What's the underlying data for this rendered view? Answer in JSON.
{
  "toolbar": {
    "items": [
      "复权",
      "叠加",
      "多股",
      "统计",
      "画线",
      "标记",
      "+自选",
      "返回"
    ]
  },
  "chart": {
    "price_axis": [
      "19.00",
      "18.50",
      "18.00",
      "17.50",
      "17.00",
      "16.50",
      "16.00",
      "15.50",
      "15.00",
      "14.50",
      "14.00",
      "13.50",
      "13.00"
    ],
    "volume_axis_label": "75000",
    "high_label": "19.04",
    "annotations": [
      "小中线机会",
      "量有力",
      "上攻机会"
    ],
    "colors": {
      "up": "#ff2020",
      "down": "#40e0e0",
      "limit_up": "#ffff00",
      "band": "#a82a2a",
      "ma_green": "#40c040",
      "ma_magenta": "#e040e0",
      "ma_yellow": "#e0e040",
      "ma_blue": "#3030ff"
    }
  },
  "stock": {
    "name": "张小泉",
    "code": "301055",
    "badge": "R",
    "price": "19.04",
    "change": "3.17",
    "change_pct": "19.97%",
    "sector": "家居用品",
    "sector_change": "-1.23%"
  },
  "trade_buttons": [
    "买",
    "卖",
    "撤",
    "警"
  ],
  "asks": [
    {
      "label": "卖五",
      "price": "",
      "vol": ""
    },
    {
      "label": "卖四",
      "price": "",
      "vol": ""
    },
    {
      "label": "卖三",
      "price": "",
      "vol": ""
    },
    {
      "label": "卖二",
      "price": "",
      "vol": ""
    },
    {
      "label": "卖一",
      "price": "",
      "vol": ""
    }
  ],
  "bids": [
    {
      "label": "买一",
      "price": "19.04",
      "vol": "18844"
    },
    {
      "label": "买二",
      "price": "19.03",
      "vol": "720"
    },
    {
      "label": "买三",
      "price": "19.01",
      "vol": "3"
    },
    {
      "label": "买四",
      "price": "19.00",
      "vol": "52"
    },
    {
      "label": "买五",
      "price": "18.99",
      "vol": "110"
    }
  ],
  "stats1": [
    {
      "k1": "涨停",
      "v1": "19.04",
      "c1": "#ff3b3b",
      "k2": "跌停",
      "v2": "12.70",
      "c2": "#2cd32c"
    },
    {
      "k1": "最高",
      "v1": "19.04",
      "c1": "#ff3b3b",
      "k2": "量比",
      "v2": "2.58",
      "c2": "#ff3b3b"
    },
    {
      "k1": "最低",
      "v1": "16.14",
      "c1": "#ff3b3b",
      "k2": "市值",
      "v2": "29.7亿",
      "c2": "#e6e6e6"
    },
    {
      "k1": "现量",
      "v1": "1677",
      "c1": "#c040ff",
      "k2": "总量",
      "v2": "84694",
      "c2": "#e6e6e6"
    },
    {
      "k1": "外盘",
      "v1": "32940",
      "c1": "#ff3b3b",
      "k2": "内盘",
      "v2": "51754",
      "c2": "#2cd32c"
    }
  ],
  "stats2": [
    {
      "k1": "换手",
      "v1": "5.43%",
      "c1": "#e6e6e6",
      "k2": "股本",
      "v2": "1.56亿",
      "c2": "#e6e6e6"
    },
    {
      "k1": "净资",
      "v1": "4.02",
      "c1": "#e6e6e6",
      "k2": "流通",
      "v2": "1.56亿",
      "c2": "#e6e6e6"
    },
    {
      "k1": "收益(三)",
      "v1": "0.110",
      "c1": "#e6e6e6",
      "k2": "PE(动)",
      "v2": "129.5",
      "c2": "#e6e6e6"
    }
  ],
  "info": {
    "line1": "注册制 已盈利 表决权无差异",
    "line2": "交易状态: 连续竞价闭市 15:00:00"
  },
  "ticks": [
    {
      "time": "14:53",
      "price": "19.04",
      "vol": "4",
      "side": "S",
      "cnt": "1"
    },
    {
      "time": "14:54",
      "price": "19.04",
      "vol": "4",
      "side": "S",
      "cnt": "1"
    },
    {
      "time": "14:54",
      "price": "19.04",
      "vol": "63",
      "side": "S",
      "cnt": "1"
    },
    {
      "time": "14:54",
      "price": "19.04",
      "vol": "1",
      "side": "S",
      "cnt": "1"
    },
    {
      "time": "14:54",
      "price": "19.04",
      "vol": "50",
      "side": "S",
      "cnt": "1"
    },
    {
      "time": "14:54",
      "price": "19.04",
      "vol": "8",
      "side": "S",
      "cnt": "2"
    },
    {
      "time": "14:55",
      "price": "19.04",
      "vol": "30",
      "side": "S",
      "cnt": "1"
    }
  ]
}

= = = =

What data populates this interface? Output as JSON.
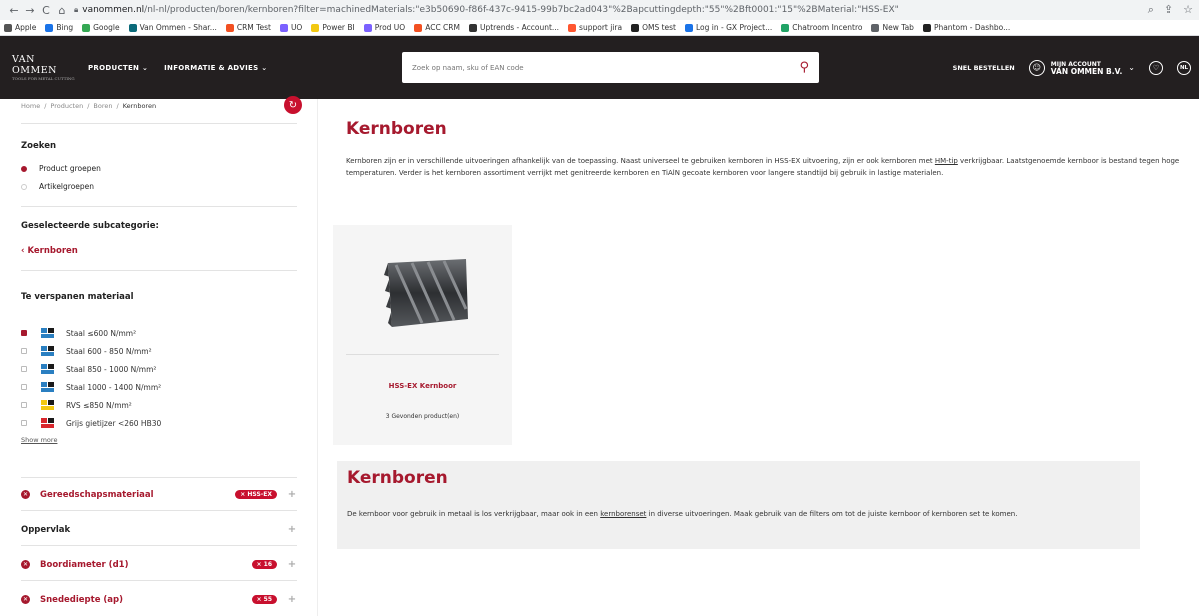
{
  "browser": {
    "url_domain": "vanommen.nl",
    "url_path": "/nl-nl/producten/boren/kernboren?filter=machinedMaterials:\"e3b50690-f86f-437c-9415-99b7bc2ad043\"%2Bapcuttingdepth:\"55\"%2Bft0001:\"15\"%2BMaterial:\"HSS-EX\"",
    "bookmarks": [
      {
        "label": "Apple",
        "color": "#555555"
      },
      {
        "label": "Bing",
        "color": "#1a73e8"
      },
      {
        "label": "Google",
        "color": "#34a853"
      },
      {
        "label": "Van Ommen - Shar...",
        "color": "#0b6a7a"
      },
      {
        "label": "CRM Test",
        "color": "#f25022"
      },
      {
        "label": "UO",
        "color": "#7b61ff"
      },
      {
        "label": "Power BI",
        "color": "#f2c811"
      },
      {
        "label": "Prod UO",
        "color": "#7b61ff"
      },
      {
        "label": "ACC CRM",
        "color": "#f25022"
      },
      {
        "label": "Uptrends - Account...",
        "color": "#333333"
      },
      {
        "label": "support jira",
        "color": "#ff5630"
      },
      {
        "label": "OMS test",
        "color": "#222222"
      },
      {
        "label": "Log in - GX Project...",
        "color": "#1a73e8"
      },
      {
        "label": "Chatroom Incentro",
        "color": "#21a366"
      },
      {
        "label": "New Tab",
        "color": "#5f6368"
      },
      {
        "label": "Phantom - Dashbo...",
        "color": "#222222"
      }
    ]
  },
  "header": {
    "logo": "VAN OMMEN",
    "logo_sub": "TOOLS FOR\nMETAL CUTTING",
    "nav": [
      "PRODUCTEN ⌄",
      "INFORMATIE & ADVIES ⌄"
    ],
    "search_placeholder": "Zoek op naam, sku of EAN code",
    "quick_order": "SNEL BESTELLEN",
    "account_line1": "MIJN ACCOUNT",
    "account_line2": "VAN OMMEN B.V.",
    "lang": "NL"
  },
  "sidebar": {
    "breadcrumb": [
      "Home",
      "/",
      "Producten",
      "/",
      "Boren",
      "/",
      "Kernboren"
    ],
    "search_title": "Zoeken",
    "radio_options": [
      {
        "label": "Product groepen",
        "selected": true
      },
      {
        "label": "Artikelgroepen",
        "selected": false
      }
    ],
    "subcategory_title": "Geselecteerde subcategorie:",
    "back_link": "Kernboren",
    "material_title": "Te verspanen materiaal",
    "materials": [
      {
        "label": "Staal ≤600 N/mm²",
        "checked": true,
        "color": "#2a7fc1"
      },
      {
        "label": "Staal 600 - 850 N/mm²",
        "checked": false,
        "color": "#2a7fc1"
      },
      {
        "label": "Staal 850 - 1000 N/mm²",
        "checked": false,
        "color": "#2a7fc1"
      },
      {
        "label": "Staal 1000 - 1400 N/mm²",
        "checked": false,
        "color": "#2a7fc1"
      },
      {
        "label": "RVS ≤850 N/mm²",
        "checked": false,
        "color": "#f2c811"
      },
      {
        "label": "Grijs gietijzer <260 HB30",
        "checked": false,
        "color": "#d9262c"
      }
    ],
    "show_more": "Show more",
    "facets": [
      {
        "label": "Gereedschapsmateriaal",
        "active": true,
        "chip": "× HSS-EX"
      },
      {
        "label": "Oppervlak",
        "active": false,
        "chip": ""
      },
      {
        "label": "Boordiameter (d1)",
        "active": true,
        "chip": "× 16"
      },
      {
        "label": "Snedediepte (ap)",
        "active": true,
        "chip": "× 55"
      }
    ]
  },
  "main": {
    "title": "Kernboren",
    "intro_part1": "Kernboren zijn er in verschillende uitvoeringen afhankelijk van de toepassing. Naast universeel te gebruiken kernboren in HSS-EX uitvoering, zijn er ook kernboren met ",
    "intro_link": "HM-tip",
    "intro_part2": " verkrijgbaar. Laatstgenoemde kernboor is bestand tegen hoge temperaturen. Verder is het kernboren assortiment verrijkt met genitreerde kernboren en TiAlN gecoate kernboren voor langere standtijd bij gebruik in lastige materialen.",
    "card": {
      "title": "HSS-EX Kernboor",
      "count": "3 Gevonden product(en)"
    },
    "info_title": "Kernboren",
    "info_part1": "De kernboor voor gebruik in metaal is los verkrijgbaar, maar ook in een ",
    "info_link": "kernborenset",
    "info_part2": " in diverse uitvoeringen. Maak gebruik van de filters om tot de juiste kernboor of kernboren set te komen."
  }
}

= = = =

### INSTRUCTIONS FOR THE TASK
Gather all lines where the word "verkrijgbaar" appears.

### PROBLEM SOLUTION
    "intro_part2": " verkrijgbaar. Laatstgenoemde kernboor is bestand tegen hoge temperaturen. Verder is het kernboren assortiment verrijkt met genitreerde kernboren en TiAlN gecoate kernboren voor langere standtijd bij gebruik in lastige materialen.",
    "info_part1": "De kernboor voor gebruik in metaal is los verkrijgbaar, maar ook in een ",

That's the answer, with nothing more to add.